Some records
********

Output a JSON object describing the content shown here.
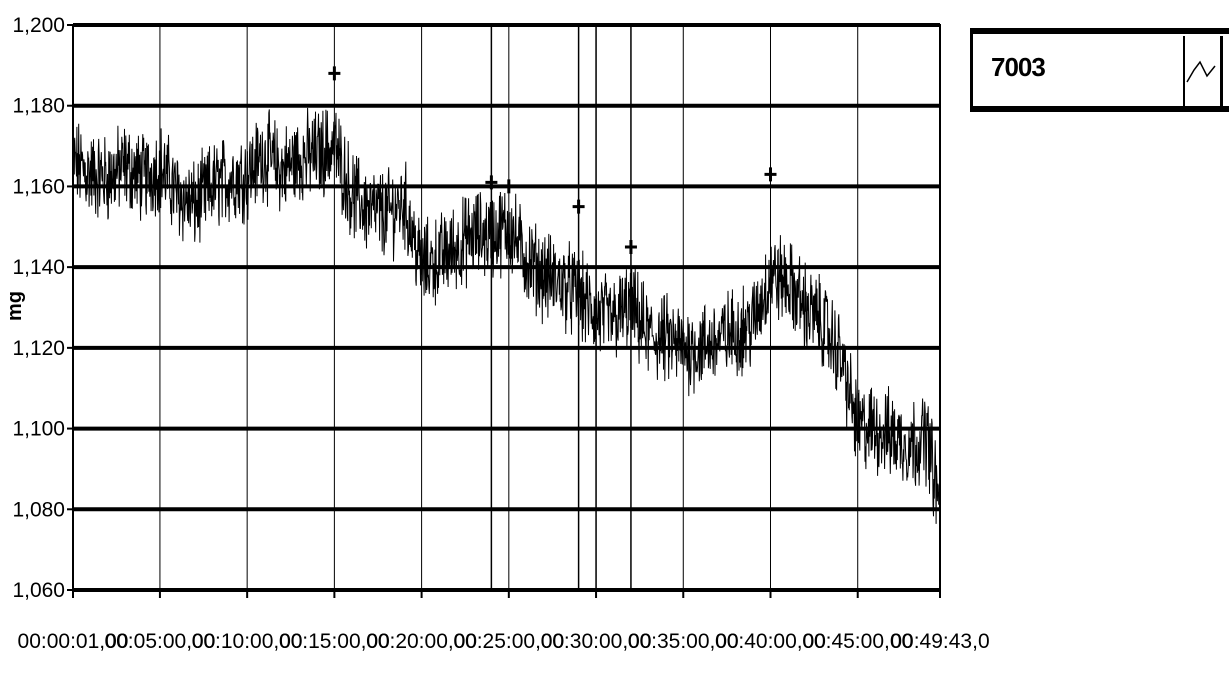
{
  "chart_data": {
    "type": "line",
    "title": "",
    "xlabel": "",
    "ylabel": "mg",
    "x_tick_labels": [
      "00:00:01,00",
      "00:05:00,00",
      "00:10:00,00",
      "00:15:00,00",
      "00:20:00,00",
      "00:25:00,00",
      "00:30:00,00",
      "00:35:00,00",
      "00:40:00,00",
      "00:45:00,00",
      "00:49:43,0"
    ],
    "x_ticks_seconds": [
      1,
      300,
      600,
      900,
      1200,
      1500,
      1800,
      2100,
      2400,
      2700,
      2983
    ],
    "y_tick_labels": [
      "1,060",
      "1,080",
      "1,100",
      "1,120",
      "1,140",
      "1,160",
      "1,180",
      "1,200"
    ],
    "xlim_seconds": [
      1,
      2983
    ],
    "ylim": [
      1060,
      1200
    ],
    "grid": true,
    "legend": "top-right",
    "series": [
      {
        "name": "7003",
        "color": "#000000",
        "x_seconds": [
          1,
          60,
          120,
          180,
          240,
          300,
          360,
          420,
          480,
          540,
          600,
          660,
          720,
          780,
          840,
          900,
          960,
          1020,
          1080,
          1140,
          1200,
          1260,
          1320,
          1380,
          1440,
          1500,
          1560,
          1620,
          1680,
          1740,
          1800,
          1860,
          1920,
          1980,
          2040,
          2100,
          2160,
          2220,
          2280,
          2340,
          2400,
          2460,
          2520,
          2580,
          2640,
          2700,
          2760,
          2820,
          2880,
          2940,
          2983
        ],
        "values": [
          1166,
          1163,
          1162,
          1165,
          1162,
          1165,
          1158,
          1155,
          1160,
          1162,
          1163,
          1168,
          1164,
          1167,
          1168,
          1170,
          1158,
          1154,
          1153,
          1156,
          1140,
          1142,
          1145,
          1148,
          1148,
          1150,
          1142,
          1138,
          1136,
          1133,
          1128,
          1127,
          1130,
          1123,
          1122,
          1120,
          1120,
          1122,
          1124,
          1126,
          1138,
          1136,
          1130,
          1126,
          1118,
          1100,
          1100,
          1098,
          1096,
          1098,
          1080
        ]
      }
    ],
    "markers": [
      {
        "x_seconds": 900,
        "value": 1188
      },
      {
        "x_seconds": 1440,
        "value": 1161
      },
      {
        "x_seconds": 1500,
        "value": 1160
      },
      {
        "x_seconds": 1740,
        "value": 1155
      },
      {
        "x_seconds": 1920,
        "value": 1145
      },
      {
        "x_seconds": 2400,
        "value": 1163
      }
    ],
    "vertical_lines_seconds": [
      1440,
      1740,
      1800,
      1920
    ]
  }
}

********

◆ Aim: Repeat the records in full, exactly as they appear, without the pictures.

◆ Expected output:
Output a JSON object describing the content shown here.
{
  "chart_data": {
    "type": "line",
    "title": "",
    "xlabel": "",
    "ylabel": "mg",
    "x_tick_labels": [
      "00:00:01,00",
      "00:05:00,00",
      "00:10:00,00",
      "00:15:00,00",
      "00:20:00,00",
      "00:25:00,00",
      "00:30:00,00",
      "00:35:00,00",
      "00:40:00,00",
      "00:45:00,00",
      "00:49:43,0"
    ],
    "x_ticks_seconds": [
      1,
      300,
      600,
      900,
      1200,
      1500,
      1800,
      2100,
      2400,
      2700,
      2983
    ],
    "y_tick_labels": [
      "1,060",
      "1,080",
      "1,100",
      "1,120",
      "1,140",
      "1,160",
      "1,180",
      "1,200"
    ],
    "xlim_seconds": [
      1,
      2983
    ],
    "ylim": [
      1060,
      1200
    ],
    "grid": true,
    "legend": "top-right",
    "series": [
      {
        "name": "7003",
        "color": "#000000",
        "x_seconds": [
          1,
          60,
          120,
          180,
          240,
          300,
          360,
          420,
          480,
          540,
          600,
          660,
          720,
          780,
          840,
          900,
          960,
          1020,
          1080,
          1140,
          1200,
          1260,
          1320,
          1380,
          1440,
          1500,
          1560,
          1620,
          1680,
          1740,
          1800,
          1860,
          1920,
          1980,
          2040,
          2100,
          2160,
          2220,
          2280,
          2340,
          2400,
          2460,
          2520,
          2580,
          2640,
          2700,
          2760,
          2820,
          2880,
          2940,
          2983
        ],
        "values": [
          1166,
          1163,
          1162,
          1165,
          1162,
          1165,
          1158,
          1155,
          1160,
          1162,
          1163,
          1168,
          1164,
          1167,
          1168,
          1170,
          1158,
          1154,
          1153,
          1156,
          1140,
          1142,
          1145,
          1148,
          1148,
          1150,
          1142,
          1138,
          1136,
          1133,
          1128,
          1127,
          1130,
          1123,
          1122,
          1120,
          1120,
          1122,
          1124,
          1126,
          1138,
          1136,
          1130,
          1126,
          1118,
          1100,
          1100,
          1098,
          1096,
          1098,
          1080
        ]
      }
    ],
    "markers": [
      {
        "x_seconds": 900,
        "value": 1188
      },
      {
        "x_seconds": 1440,
        "value": 1161
      },
      {
        "x_seconds": 1500,
        "value": 1160
      },
      {
        "x_seconds": 1740,
        "value": 1155
      },
      {
        "x_seconds": 1920,
        "value": 1145
      },
      {
        "x_seconds": 2400,
        "value": 1163
      }
    ],
    "vertical_lines_seconds": [
      1440,
      1740,
      1800,
      1920
    ]
  }
}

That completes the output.